> What the exercise asks: Work out how many lines in the listing below include the word "JSON". Give nothing but the number.

○ ○ ○

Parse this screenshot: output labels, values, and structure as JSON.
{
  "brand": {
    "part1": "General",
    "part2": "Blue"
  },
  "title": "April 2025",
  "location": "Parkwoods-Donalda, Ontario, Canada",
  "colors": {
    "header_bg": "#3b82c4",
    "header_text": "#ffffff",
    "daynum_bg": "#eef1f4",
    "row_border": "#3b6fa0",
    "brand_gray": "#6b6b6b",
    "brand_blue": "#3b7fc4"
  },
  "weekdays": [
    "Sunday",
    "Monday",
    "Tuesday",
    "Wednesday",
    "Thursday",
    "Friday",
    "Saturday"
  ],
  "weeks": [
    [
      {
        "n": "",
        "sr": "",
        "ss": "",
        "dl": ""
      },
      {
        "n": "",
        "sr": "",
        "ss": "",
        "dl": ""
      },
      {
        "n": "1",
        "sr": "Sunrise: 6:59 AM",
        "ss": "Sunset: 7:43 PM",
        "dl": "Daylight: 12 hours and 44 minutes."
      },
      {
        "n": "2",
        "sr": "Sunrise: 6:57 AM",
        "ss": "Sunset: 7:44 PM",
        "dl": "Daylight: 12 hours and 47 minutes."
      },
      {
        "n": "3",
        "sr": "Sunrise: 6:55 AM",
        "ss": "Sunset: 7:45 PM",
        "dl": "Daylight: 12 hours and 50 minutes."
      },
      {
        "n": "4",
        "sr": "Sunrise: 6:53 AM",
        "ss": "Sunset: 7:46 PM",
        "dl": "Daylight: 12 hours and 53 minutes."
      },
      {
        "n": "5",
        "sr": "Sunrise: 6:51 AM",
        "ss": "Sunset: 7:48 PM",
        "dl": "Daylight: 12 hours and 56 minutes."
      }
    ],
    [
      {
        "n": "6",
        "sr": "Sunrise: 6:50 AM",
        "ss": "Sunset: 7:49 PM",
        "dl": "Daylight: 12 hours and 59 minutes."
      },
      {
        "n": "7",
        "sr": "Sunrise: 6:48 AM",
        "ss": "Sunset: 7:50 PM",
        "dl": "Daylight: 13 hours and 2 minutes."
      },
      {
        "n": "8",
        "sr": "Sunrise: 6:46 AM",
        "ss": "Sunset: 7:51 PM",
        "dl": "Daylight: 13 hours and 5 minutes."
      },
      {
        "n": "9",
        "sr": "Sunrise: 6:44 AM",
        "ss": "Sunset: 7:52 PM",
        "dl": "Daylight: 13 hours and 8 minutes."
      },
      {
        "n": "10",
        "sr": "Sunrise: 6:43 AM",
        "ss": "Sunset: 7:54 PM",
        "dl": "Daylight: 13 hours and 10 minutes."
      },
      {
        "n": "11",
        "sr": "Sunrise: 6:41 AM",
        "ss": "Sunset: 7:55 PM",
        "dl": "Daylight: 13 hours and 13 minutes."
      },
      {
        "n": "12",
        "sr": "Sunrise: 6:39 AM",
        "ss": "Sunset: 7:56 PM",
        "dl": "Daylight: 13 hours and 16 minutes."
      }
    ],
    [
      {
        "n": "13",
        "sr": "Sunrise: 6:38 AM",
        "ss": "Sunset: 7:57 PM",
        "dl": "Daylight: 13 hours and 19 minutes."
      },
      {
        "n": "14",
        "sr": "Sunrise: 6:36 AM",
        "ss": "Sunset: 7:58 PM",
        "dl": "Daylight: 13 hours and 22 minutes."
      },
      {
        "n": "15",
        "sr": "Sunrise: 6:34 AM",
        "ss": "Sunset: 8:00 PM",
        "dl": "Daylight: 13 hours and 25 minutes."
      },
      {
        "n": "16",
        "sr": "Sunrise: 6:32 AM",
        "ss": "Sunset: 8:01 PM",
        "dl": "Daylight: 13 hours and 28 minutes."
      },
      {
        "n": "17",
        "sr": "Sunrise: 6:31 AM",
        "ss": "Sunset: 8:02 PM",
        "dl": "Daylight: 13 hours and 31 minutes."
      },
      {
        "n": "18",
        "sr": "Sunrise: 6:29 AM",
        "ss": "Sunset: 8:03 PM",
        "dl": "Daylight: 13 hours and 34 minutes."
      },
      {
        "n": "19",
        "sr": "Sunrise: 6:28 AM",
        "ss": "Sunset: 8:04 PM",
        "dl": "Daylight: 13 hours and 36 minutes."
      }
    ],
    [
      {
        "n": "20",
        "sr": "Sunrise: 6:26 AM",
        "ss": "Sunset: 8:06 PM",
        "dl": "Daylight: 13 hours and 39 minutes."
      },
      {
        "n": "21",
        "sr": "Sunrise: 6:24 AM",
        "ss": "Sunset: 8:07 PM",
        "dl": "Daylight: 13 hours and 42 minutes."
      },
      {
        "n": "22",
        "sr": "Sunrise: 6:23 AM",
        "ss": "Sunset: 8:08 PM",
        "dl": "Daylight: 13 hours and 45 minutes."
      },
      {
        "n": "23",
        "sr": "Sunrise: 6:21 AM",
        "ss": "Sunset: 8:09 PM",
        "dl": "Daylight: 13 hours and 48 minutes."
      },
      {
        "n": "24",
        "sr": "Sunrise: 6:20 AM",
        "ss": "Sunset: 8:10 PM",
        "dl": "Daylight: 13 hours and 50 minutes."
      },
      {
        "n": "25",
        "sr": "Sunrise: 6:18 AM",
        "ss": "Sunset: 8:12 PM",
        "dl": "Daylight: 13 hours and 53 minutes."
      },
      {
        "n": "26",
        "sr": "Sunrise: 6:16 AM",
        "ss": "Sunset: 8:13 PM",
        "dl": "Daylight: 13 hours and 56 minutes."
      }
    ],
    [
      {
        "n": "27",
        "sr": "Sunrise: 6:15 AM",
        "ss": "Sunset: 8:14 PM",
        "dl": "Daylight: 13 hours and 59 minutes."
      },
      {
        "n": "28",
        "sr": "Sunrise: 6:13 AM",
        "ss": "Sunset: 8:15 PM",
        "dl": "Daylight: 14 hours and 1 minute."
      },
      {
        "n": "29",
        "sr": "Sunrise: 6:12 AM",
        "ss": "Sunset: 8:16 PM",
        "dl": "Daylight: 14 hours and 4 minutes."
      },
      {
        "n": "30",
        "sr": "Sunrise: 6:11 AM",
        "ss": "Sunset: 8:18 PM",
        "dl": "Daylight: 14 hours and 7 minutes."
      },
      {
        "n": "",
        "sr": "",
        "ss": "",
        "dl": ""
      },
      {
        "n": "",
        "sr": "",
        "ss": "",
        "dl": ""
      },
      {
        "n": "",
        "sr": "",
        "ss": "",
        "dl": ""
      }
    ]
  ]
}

○ ○ ○

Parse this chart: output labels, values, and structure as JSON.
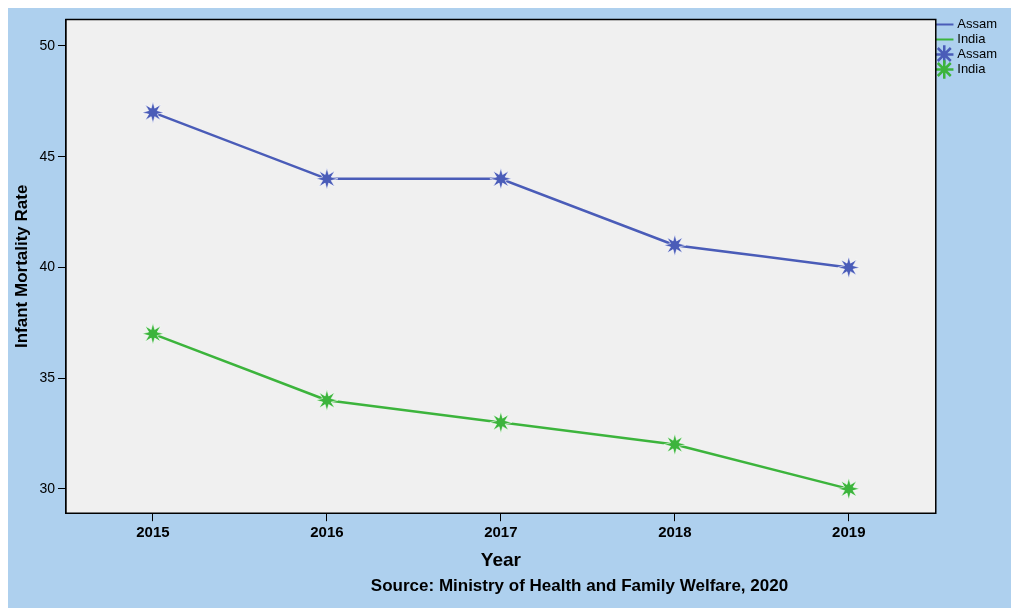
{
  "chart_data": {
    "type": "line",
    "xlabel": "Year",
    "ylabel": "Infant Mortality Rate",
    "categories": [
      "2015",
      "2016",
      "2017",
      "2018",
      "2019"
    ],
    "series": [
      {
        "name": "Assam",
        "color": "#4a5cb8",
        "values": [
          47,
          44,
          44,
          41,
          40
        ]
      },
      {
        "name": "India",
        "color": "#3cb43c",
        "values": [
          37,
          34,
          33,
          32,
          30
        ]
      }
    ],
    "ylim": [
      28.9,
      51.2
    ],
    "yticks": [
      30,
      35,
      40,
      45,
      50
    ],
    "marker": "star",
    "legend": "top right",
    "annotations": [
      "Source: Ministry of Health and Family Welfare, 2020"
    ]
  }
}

○ ○ ○

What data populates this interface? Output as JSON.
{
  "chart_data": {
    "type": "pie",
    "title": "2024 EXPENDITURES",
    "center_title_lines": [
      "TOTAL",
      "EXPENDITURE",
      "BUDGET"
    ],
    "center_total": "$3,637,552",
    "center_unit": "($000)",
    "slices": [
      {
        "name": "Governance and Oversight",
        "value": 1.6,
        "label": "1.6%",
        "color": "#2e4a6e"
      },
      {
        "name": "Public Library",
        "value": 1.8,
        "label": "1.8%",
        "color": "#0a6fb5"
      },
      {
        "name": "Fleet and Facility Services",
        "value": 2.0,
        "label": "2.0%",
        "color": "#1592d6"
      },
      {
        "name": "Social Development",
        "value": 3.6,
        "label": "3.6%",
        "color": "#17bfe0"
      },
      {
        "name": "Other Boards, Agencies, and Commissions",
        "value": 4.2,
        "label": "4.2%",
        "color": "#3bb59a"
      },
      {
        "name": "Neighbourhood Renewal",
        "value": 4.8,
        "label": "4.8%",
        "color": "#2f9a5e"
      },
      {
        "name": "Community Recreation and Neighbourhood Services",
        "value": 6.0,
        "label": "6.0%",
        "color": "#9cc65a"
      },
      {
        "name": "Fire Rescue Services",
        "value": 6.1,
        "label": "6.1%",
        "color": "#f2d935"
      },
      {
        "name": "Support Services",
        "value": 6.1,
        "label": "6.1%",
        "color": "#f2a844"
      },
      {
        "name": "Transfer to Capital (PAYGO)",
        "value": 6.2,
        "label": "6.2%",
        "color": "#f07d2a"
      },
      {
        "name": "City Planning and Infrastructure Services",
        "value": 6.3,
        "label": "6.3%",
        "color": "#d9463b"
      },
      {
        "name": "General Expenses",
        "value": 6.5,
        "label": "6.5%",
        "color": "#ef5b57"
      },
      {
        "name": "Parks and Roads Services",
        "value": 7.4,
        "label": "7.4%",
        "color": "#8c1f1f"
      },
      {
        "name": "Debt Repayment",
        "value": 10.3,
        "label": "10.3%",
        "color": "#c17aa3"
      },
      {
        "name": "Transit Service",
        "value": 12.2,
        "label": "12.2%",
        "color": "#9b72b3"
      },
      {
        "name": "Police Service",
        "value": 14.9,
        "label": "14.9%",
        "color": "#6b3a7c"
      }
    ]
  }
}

○ ○ ○

> Result below: 3